● **Aim**:
Each entry below must be repeated word for word.

● **Provided records**:
::::::::

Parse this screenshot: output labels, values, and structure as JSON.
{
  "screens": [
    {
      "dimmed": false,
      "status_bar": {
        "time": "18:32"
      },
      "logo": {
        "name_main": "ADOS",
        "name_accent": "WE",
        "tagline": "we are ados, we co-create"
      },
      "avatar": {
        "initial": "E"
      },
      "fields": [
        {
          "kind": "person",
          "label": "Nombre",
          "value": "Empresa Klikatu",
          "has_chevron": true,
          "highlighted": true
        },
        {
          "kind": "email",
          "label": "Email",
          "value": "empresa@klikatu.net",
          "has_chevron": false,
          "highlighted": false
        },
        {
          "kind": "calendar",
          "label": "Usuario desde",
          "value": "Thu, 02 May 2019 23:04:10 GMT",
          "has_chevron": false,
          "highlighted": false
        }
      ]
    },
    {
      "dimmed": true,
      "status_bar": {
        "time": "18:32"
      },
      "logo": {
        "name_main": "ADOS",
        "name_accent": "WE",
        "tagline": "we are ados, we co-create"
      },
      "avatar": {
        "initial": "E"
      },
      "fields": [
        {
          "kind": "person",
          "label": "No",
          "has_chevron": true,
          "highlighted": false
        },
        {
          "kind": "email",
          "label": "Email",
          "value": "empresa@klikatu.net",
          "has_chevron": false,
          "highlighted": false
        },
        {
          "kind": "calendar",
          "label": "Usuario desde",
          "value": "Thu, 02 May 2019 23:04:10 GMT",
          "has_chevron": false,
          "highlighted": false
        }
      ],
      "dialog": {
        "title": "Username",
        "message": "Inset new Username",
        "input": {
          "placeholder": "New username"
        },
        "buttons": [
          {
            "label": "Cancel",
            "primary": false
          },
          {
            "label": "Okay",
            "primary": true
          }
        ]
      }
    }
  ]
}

::::::::

● **Correct result**:
Parse this screenshot: output labels, values, and structure as JSON.
{
  "screens": [
    {
      "dimmed": false,
      "status_bar": {
        "time": "18:32"
      },
      "logo": {
        "name_main": "ADOS",
        "name_accent": "WE",
        "tagline": "we are ados, we co-create"
      },
      "avatar": {
        "initial": "E"
      },
      "fields": [
        {
          "kind": "person",
          "label": "Nombre",
          "value": "Empresa Klikatu",
          "has_chevron": true,
          "highlighted": true
        },
        {
          "kind": "email",
          "label": "Email",
          "value": "empresa@klikatu.net",
          "has_chevron": false,
          "highlighted": false
        },
        {
          "kind": "calendar",
          "label": "Usuario desde",
          "value": "Thu, 02 May 2019 23:04:10 GMT",
          "has_chevron": false,
          "highlighted": false
        }
      ]
    },
    {
      "dimmed": true,
      "status_bar": {
        "time": "18:32"
      },
      "logo": {
        "name_main": "ADOS",
        "name_accent": "WE",
        "tagline": "we are ados, we co-create"
      },
      "avatar": {
        "initial": "E"
      },
      "fields": [
        {
          "kind": "person",
          "label": "No",
          "has_chevron": true,
          "highlighted": false
        },
        {
          "kind": "email",
          "label": "Email",
          "value": "empresa@klikatu.net",
          "has_chevron": false,
          "highlighted": false
        },
        {
          "kind": "calendar",
          "label": "Usuario desde",
          "value": "Thu, 02 May 2019 23:04:10 GMT",
          "has_chevron": false,
          "highlighted": false
        }
      ],
      "dialog": {
        "title": "Username",
        "message": "Inset new Username",
        "input": {
          "placeholder": "New username"
        },
        "buttons": [
          {
            "label": "Cancel",
            "primary": false
          },
          {
            "label": "Okay",
            "primary": true
          }
        ]
      }
    }
  ]
}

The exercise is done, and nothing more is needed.